◆ Stated problem ◆
Using the listing below, select the lines with the word "ситуации" and copy them.
□ □ □ □ □
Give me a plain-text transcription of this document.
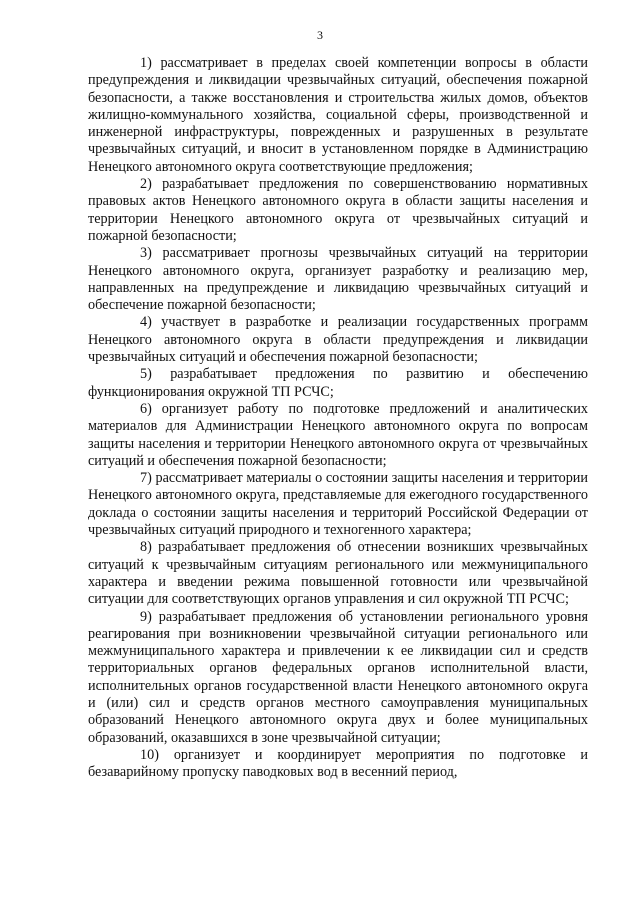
3

1) рассматривает в пределах своей компетенции вопросы в области предупреждения и ликвидации чрезвычайных ситуаций, обеспечения пожарной безопасности, а также восстановления и строительства жилых домов, объектов жилищно-коммунального хозяйства, социальной сферы, производственной и инженерной инфраструктуры, поврежденных и разрушенных в результате чрезвычайных ситуаций, и вносит в установленном порядке в Администрацию Ненецкого автономного округа соответствующие предложения;

2) разрабатывает предложения по совершенствованию нормативных правовых актов Ненецкого автономного округа в области защиты населения и территории Ненецкого автономного округа от чрезвычайных ситуаций и пожарной безопасности;

3) рассматривает прогнозы чрезвычайных ситуаций на территории Ненецкого автономного округа, организует разработку и реализацию мер, направленных на предупреждение и ликвидацию чрезвычайных ситуаций и обеспечение пожарной безопасности;

4) участвует в разработке и реализации государственных программ Ненецкого автономного округа в области предупреждения и ликвидации чрезвычайных ситуаций и обеспечения пожарной безопасности;

5) разрабатывает предложения по развитию и обеспечению функционирования окружной ТП РСЧС;

6) организует работу по подготовке предложений и аналитических материалов для Администрации Ненецкого автономного округа по вопросам защиты населения и территории Ненецкого автономного округа от чрезвычайных ситуаций и обеспечения пожарной безопасности;

7) рассматривает материалы о состоянии защиты населения и территории Ненецкого автономного округа, представляемые для ежегодного государственного доклада о состоянии защиты населения и территорий Российской Федерации от чрезвычайных ситуаций природного и техногенного характера;

8) разрабатывает предложения об отнесении возникших чрезвычайных ситуаций к чрезвычайным ситуациям регионального или межмуниципального характера и введении режима повышенной готовности или чрезвычайной ситуации для соответствующих органов управления и сил окружной ТП РСЧС;

9) разрабатывает предложения об установлении регионального уровня реагирования при возникновении чрезвычайной ситуации регионального или межмуниципального характера и привлечении к ее ликвидации сил и средств территориальных органов федеральных органов исполнительной власти, исполнительных органов государственной власти Ненецкого автономного округа и (или) сил и средств органов местного самоуправления муниципальных образований Ненецкого автономного округа двух и более муниципальных образований, оказавшихся в зоне чрезвычайной ситуации;

10) организует и координирует мероприятия по подготовке и безаварийному пропуску паводковых вод в весенний период,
□ □ □ □ □
◆ Task solution ◆
8) разрабатывает предложения об отнесении возникших чрезвычайных ситуаций к чрезвычайным ситуациям регионального или межмуниципального характера и введении режима повышенной готовности или чрезвычайной ситуации для соответствующих органов управления и сил окружной ТП РСЧС;
9) разрабатывает предложения об установлении регионального уровня реагирования при возникновении чрезвычайной ситуации регионального или межмуниципального характера и привлечении к ее ликвидации сил и средств территориальных органов федеральных органов исполнительной власти, исполнительных органов государственной власти Ненецкого автономного округа и (или) сил и средств органов местного самоуправления муниципальных образований Ненецкого автономного округа двух и более муниципальных образований, оказавшихся в зоне чрезвычайной ситуации;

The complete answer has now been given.